§ **Provided data**:
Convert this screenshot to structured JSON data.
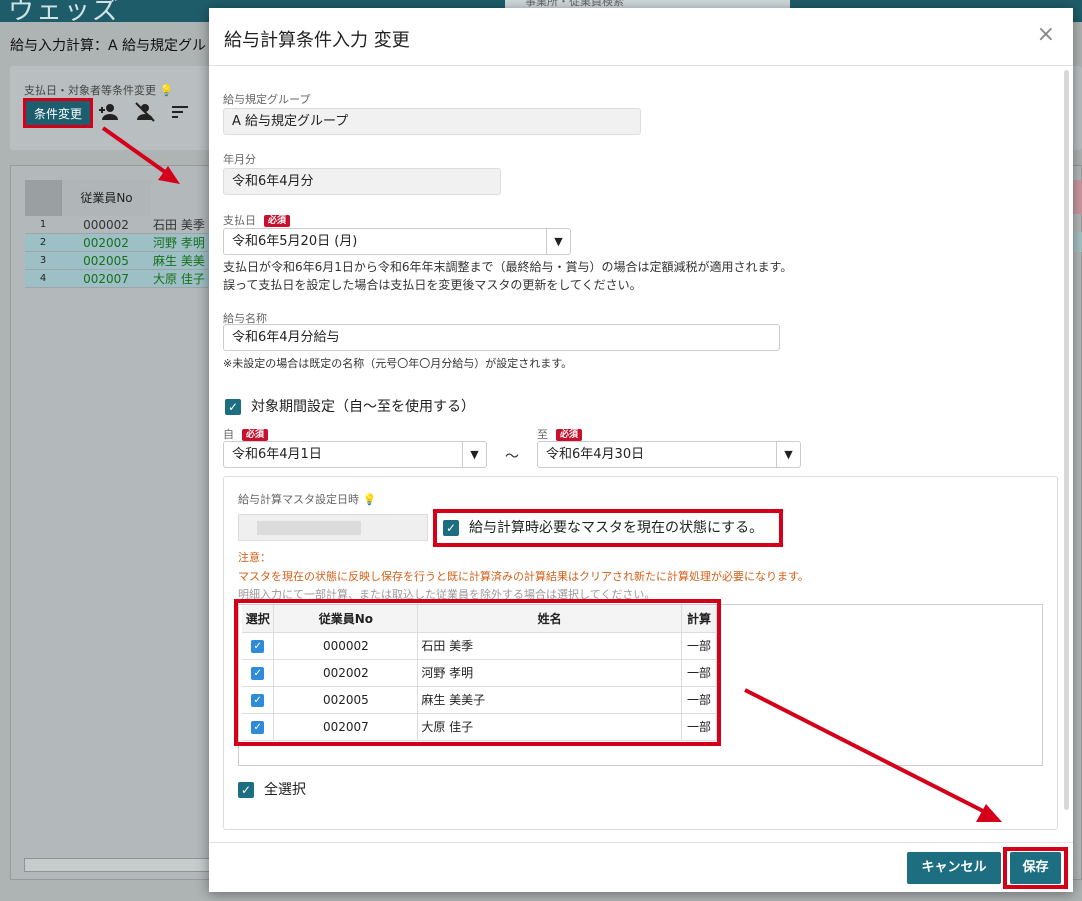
{
  "app": {
    "logo_text": "ウェッズ",
    "search_placeholder": "事業所・従業員検索",
    "page_title": "給与入力計算：A 給与規定グル",
    "panel_label": "支払日・対象者等条件変更",
    "condition_button": "条件変更",
    "grid": {
      "header_no": "従業員No",
      "rows": [
        {
          "rn": "1",
          "no": "000002",
          "name": "石田 美季"
        },
        {
          "rn": "2",
          "no": "002002",
          "name": "河野 孝明"
        },
        {
          "rn": "3",
          "no": "002005",
          "name": "麻生 美美子"
        },
        {
          "rn": "4",
          "no": "002007",
          "name": "大原 佳子"
        }
      ]
    }
  },
  "modal": {
    "title": "給与計算条件入力 変更",
    "close_icon": "×",
    "required_label": "必須",
    "group_label": "給与規定グループ",
    "group_value": "A 給与規定グループ",
    "yearmonth_label": "年月分",
    "yearmonth_value": "令和6年4月分",
    "paydate_label": "支払日",
    "paydate_value": "令和6年5月20日 (月)",
    "paydate_note1": "支払日が令和6年6月1日から令和6年年末調整まで（最終給与・賞与）の場合は定額減税が適用されます。",
    "paydate_note2": "誤って支払日を設定した場合は支払日を変更後マスタの更新をしてください。",
    "payname_label": "給与名称",
    "payname_value": "令和6年4月分給与",
    "payname_note": "※未設定の場合は既定の名称（元号〇年〇月分給与）が設定されます。",
    "period_check_label": "対象期間設定（自～至を使用する）",
    "from_label": "自",
    "from_value": "令和6年4月1日",
    "tilde": "～",
    "to_label": "至",
    "to_value": "令和6年4月30日",
    "master_label": "給与計算マスタ設定日時",
    "master_check_label": "給与計算時必要なマスタを現在の状態にする。",
    "caution_title": "注意：",
    "caution_text": "マスタを現在の状態に反映し保存を行うと既に計算済みの計算結果はクリアされ新たに計算処理が必要になります。",
    "caution_text2": "明細入力にて一部計算、または取込した従業員を除外する場合は選択してください。",
    "table": {
      "headers": [
        "選択",
        "従業員No",
        "姓名",
        "計算"
      ],
      "rows": [
        {
          "no": "000002",
          "name": "石田 美季",
          "calc": "一部"
        },
        {
          "no": "002002",
          "name": "河野 孝明",
          "calc": "一部"
        },
        {
          "no": "002005",
          "name": "麻生 美美子",
          "calc": "一部"
        },
        {
          "no": "002007",
          "name": "大原 佳子",
          "calc": "一部"
        }
      ]
    },
    "select_all_label": "全選択",
    "cancel_button": "キャンセル",
    "save_button": "保存"
  },
  "colors": {
    "accent": "#1c6e80",
    "highlight_red": "#d4001a",
    "required_badge": "#c8102e",
    "warning_text": "#d26018"
  }
}
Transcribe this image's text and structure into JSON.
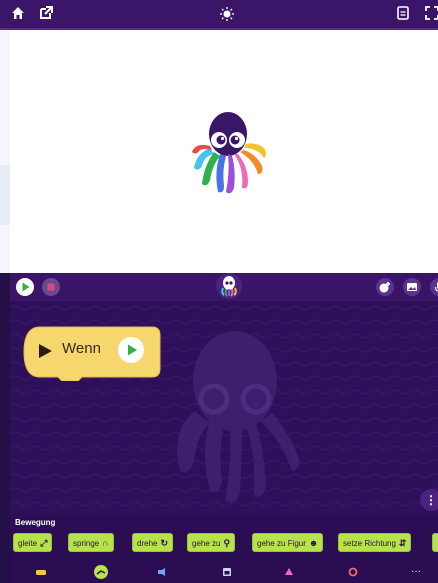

§ **Exercise instructions**: Take the listing above and restate it word for word, without its pictures.

§ **Exercise response**:
Convert this screenshot to structured JSON data.
{
  "app": {
    "logo_text": "ウェッズ",
    "search_placeholder": "事業所・従業員検索",
    "page_title": "給与入力計算：A 給与規定グル",
    "panel_label": "支払日・対象者等条件変更",
    "condition_button": "条件変更",
    "grid": {
      "header_no": "従業員No",
      "rows": [
        {
          "rn": "1",
          "no": "000002",
          "name": "石田 美季"
        },
        {
          "rn": "2",
          "no": "002002",
          "name": "河野 孝明"
        },
        {
          "rn": "3",
          "no": "002005",
          "name": "麻生 美美子"
        },
        {
          "rn": "4",
          "no": "002007",
          "name": "大原 佳子"
        }
      ]
    }
  },
  "modal": {
    "title": "給与計算条件入力 変更",
    "close_icon": "×",
    "required_label": "必須",
    "group_label": "給与規定グループ",
    "group_value": "A 給与規定グループ",
    "yearmonth_label": "年月分",
    "yearmonth_value": "令和6年4月分",
    "paydate_label": "支払日",
    "paydate_value": "令和6年5月20日 (月)",
    "paydate_note1": "支払日が令和6年6月1日から令和6年年末調整まで（最終給与・賞与）の場合は定額減税が適用されます。",
    "paydate_note2": "誤って支払日を設定した場合は支払日を変更後マスタの更新をしてください。",
    "payname_label": "給与名称",
    "payname_value": "令和6年4月分給与",
    "payname_note": "※未設定の場合は既定の名称（元号〇年〇月分給与）が設定されます。",
    "period_check_label": "対象期間設定（自～至を使用する）",
    "from_label": "自",
    "from_value": "令和6年4月1日",
    "tilde": "～",
    "to_label": "至",
    "to_value": "令和6年4月30日",
    "master_label": "給与計算マスタ設定日時",
    "master_check_label": "給与計算時必要なマスタを現在の状態にする。",
    "caution_title": "注意：",
    "caution_text": "マスタを現在の状態に反映し保存を行うと既に計算済みの計算結果はクリアされ新たに計算処理が必要になります。",
    "caution_text2": "明細入力にて一部計算、または取込した従業員を除外する場合は選択してください。",
    "table": {
      "headers": [
        "選択",
        "従業員No",
        "姓名",
        "計算"
      ],
      "rows": [
        {
          "no": "000002",
          "name": "石田 美季",
          "calc": "一部"
        },
        {
          "no": "002002",
          "name": "河野 孝明",
          "calc": "一部"
        },
        {
          "no": "002005",
          "name": "麻生 美美子",
          "calc": "一部"
        },
        {
          "no": "002007",
          "name": "大原 佳子",
          "calc": "一部"
        }
      ]
    },
    "select_all_label": "全選択",
    "cancel_button": "キャンセル",
    "save_button": "保存"
  },
  "colors": {
    "accent": "#1c6e80",
    "highlight_red": "#d4001a",
    "required_badge": "#c8102e",
    "warning_text": "#d26018"
  }
}
Transcribe this image's text and structure into JSON.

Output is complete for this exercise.